TEXTO:
────────────────
Será que voltaremos a ter milhafres-reais a criar no Alentejo?

Hoje trago-vos uma história inspiradora, que nos mostra como a cooperação internacional pode fazer a diferença na conservação da natureza. Falamos do milhafre-real, uma das aves de rapina mais elegantes da Europa, que está a regressar aos céus do sul ibérico, graças a um projeto que une esforços entre Portugal e Espanha.

Esta espécie, com o nome científico de Milvus milvus, outrora comum, está hoje criticamente ameaçada em território português. Para inverter esta tendência, está em curso desde 2022 o projeto europeu LIFE Eurokite, com o objetivo de reforçar a população de milhafres-reais no sul da Europa.

Em Espanha, sobretudo na Extremadura e na Andaluzia, já foram libertadas quase cento e trinta aves em zonas próximas da fronteira com o Alentejo. O objetivo é claro: criar condições para que estas aves se instalem e, com o tempo, regressem também a Portugal.

Libertar as aves perto da fronteira tem uma razão muito prática. O milhafre-real é uma ave com grande capacidade de dispersão. Quando os juvenis ganham autonomia, procuram novos territórios. O Alentejo, com os seus montados, áreas abertas e baixa perturbação humana, oferece condições ideais para a espécie.

Mas a verdade é que o milhafre-real está mesmo muito ameaçado no nosso país. Estima-se que existam apenas entre cinquenta a cem casais reprodutores, a maioria no norte. No sul, praticamente desapareceu nas últimas décadas, por causa da caça ilegal, do uso de venenos e da perda de habitat.

Apesar disso, há sinais de esperança. Desde o início do projeto, pelo menos cinco milhafres libertados em Espanha já foram registados no Alentejo. E em 2025 tivemos um marco importante: um casal, formado por aves libertadas, tentou nidificar em território português. Ainda não houve reprodução com sucesso, mas o simples facto de estarem a tentar instalar-se cá é muito promissor.
────────────────
REGISTOS DE DADOS:
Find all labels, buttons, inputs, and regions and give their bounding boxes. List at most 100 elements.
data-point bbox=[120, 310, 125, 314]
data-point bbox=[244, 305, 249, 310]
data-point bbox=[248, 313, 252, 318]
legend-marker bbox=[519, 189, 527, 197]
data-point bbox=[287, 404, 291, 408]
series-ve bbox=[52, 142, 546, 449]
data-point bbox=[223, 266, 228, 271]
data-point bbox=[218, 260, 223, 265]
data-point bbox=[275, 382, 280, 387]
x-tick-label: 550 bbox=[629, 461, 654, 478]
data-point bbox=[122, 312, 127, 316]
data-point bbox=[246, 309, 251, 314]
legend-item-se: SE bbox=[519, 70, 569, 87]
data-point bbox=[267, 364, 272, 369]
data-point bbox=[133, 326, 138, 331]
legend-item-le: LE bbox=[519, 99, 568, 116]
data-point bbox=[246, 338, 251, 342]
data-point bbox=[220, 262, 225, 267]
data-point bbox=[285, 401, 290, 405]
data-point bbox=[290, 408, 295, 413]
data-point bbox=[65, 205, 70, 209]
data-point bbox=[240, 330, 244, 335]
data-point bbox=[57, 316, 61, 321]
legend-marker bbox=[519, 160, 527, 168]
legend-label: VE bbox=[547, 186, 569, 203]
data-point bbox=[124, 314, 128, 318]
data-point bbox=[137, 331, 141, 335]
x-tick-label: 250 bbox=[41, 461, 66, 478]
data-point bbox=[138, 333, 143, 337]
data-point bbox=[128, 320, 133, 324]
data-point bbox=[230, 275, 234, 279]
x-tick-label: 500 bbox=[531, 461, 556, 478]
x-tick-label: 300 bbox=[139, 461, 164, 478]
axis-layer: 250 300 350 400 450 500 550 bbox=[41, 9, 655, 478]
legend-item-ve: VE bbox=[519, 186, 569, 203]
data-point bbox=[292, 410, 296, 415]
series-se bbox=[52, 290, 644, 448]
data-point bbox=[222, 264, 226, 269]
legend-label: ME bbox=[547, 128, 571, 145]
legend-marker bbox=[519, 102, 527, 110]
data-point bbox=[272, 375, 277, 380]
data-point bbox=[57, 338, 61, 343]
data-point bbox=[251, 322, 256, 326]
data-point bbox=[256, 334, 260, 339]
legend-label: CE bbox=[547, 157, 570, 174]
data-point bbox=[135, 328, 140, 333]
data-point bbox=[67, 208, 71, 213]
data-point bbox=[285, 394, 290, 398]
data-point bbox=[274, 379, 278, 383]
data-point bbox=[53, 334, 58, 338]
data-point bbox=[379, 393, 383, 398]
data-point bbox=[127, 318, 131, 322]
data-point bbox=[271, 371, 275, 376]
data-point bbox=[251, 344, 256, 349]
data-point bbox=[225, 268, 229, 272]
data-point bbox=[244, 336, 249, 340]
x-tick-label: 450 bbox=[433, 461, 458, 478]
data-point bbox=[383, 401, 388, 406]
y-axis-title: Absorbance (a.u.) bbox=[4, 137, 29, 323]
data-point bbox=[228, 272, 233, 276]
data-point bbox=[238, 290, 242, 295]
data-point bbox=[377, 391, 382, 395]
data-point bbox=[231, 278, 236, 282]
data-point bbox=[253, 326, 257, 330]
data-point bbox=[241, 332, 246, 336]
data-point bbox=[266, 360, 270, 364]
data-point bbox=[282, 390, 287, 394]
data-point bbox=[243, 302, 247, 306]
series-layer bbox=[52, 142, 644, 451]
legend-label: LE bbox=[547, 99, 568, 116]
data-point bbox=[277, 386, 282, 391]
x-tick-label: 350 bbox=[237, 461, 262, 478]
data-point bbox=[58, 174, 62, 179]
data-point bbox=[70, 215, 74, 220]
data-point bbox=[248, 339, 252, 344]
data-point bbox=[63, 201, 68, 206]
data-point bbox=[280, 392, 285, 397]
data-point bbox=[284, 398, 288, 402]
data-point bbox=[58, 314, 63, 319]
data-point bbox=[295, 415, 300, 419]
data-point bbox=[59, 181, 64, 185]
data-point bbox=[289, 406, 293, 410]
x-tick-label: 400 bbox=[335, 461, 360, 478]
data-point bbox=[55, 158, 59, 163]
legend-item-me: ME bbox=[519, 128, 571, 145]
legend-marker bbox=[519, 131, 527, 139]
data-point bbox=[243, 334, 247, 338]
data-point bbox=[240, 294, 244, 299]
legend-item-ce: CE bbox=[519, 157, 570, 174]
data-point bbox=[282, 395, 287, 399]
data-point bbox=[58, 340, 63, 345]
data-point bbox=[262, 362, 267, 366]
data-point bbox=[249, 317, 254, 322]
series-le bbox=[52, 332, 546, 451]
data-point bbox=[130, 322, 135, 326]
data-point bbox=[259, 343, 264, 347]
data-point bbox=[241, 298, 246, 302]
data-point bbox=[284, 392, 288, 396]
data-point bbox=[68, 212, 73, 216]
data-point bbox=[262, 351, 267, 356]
────────────────
DETALHES DO EXERCÍCIO:
Retome o texto sobre o regresso do milhafre-real ao Alentejo e continue-o a partir do ponto em que termina. Os registos são material à parte e não têm relação com o texto.

RESPOSTA:
Estas aves são acompanhadas com grande rigor. Cada milhafre-real libertado é equipado com um emissor GPS, o que permite saber por onde anda em tempo real. Além disso, têm marcas visíveis nas asas, com códigos e cores, o que facilita a identificação por observadores de aves, fotógrafos e qualquer cidadão atento que os aviste.

E há exemplos de sucesso fora da Península Ibérica. No Reino Unido, por exemplo, aves criadas em cativeiro e libertadas voltaram, anos depois, a formar casais longe do ponto de origem. Também em Itália foram obtidos bons resultados. São sinais de que, com tempo, ciência e vontade política, é possível restaurar populações selvagens de forma duradoura.

Será que voltaremos a ter milhafres-reais a criar no Alentejo? Acreditamos que sim. Mas será preciso persistência, vigilância e, acima de tudo, a redução das ameaças. É um trabalho contínuo que exige o envolvimento das autoridades, das organizações e da sociedade em geral.

Conselho ambiental: O milhafre-real é um símbolo de equilíbrio ecológico e de esperança. O seu voo elegante pode voltar a fazer parte das paisagens do Alentejo. E todos podemos ajudar. Se avistar uma ave com marcas nas asas, comunique a observação. E, acima de tudo, observe as aves sem as perturbar. A natureza agradece.

Até à próxima. E lembre-se de ajudar a preservar o ambiente!